## DATASET RECORDS
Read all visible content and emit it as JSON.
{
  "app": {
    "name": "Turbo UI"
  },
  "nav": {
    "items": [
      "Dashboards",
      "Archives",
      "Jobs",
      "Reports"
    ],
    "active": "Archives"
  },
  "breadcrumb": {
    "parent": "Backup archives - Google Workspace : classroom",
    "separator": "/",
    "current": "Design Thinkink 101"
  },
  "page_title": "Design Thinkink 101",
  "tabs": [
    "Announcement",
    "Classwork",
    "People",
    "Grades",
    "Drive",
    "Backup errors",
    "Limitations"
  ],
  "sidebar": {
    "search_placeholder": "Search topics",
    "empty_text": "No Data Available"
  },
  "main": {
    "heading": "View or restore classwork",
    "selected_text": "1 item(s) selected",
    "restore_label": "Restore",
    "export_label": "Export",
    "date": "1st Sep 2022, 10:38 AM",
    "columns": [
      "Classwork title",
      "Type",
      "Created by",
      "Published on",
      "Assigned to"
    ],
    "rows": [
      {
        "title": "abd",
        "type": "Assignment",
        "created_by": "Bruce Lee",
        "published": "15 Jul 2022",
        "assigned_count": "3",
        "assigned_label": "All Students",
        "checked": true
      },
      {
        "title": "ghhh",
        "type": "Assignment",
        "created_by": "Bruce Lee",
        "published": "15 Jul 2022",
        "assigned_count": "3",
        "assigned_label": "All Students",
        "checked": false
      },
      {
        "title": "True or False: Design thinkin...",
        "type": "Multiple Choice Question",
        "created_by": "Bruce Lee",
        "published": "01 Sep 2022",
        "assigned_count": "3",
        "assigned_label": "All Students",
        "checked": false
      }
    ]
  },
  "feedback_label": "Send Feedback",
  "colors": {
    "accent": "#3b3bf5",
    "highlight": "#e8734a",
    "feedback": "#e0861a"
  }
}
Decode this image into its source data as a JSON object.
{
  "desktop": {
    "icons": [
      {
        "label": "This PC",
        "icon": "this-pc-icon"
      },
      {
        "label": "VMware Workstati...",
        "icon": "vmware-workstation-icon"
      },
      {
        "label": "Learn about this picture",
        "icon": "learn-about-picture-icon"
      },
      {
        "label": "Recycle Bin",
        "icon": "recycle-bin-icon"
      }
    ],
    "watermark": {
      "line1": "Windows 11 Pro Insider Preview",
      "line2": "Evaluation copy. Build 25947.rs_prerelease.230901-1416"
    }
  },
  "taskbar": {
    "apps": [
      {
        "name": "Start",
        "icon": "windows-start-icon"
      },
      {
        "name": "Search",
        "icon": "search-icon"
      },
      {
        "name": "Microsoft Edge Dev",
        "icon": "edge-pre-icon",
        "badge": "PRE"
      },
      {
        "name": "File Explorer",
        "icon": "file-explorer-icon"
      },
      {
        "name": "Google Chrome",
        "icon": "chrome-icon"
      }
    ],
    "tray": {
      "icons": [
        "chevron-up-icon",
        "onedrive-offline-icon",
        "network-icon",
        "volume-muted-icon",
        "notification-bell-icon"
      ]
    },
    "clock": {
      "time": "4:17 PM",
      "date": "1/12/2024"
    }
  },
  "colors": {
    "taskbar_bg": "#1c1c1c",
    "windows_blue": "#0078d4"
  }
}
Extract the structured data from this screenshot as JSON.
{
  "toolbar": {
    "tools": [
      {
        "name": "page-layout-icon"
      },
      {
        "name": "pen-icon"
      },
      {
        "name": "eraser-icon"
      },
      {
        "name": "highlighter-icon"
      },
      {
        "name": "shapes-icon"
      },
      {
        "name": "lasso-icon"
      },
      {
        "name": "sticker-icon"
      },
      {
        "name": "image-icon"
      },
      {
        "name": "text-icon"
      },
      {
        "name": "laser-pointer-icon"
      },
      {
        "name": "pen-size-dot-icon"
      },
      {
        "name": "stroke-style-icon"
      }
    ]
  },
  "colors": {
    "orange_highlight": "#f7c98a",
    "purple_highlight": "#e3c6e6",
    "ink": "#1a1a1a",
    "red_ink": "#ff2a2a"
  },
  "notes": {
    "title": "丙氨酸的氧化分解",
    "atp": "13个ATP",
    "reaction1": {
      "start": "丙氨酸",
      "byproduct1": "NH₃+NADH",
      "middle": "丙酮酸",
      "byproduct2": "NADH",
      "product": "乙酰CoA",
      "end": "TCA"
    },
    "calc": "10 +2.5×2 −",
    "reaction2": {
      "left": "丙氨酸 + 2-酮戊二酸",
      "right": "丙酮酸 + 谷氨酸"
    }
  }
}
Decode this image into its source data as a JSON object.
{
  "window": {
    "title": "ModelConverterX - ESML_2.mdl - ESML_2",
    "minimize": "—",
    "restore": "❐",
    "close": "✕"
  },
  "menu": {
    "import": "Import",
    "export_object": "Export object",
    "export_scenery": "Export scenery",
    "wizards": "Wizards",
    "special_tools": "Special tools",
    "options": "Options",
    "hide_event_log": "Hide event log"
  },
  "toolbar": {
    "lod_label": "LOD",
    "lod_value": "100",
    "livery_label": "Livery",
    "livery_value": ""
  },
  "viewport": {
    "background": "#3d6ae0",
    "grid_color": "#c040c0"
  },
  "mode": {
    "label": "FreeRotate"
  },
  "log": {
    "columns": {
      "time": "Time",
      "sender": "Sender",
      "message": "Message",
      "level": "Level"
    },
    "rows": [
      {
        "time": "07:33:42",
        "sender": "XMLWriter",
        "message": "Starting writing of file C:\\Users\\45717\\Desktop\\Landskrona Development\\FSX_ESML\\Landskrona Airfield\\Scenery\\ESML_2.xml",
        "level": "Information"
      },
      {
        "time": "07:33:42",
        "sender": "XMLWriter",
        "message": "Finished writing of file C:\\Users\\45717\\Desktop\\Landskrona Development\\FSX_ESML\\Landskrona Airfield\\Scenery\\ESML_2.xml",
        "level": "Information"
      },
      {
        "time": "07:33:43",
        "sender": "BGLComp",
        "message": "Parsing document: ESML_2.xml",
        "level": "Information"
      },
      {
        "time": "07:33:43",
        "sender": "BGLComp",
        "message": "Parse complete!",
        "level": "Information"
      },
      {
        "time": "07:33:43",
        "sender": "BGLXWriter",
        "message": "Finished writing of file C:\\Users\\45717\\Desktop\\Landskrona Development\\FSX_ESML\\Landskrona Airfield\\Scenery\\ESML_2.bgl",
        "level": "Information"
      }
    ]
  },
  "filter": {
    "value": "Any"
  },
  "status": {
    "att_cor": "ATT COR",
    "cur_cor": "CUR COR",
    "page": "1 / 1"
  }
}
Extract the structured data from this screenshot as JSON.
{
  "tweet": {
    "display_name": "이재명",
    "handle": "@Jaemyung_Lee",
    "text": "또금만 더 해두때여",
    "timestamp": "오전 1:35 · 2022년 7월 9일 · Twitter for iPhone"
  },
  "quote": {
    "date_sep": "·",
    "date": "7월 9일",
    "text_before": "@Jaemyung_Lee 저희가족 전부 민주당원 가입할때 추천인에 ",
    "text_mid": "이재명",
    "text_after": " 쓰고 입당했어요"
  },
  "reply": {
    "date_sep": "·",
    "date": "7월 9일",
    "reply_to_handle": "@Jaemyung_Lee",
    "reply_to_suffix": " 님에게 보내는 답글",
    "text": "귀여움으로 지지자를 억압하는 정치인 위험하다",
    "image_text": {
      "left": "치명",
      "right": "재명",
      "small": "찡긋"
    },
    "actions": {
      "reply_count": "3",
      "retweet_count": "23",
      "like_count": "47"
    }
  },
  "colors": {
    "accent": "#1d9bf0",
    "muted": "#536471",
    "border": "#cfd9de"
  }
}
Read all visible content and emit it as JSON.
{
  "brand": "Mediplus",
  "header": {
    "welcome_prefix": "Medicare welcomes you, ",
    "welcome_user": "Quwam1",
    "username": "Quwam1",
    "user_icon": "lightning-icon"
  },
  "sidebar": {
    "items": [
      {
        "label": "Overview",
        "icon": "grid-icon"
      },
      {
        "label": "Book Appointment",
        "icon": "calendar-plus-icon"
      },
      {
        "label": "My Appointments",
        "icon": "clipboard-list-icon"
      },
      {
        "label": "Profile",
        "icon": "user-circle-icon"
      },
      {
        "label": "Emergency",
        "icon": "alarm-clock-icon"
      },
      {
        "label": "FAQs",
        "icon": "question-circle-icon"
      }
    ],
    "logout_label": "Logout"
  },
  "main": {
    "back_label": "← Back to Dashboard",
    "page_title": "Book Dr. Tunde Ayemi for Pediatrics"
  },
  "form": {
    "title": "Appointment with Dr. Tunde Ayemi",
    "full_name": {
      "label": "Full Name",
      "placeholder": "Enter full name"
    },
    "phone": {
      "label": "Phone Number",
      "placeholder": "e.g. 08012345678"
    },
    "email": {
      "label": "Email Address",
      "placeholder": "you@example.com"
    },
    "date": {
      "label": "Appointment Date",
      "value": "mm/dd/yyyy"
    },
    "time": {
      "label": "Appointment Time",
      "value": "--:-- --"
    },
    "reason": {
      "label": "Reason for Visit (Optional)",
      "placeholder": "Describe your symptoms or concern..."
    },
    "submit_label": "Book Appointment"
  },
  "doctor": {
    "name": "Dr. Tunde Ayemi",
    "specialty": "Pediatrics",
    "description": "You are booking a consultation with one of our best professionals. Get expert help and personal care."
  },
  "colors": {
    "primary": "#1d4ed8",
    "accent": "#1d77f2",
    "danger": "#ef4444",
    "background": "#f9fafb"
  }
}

## WRITTEN EXERCISE
Collect every line with the string "Tunde" from the records, and copy each.

## EXERCISE RESULT
    "page_title": "Book Dr. Tunde Ayemi for Pediatrics"
    "title": "Appointment with Dr. Tunde Ayemi",
    "name": "Dr. Tunde Ayemi",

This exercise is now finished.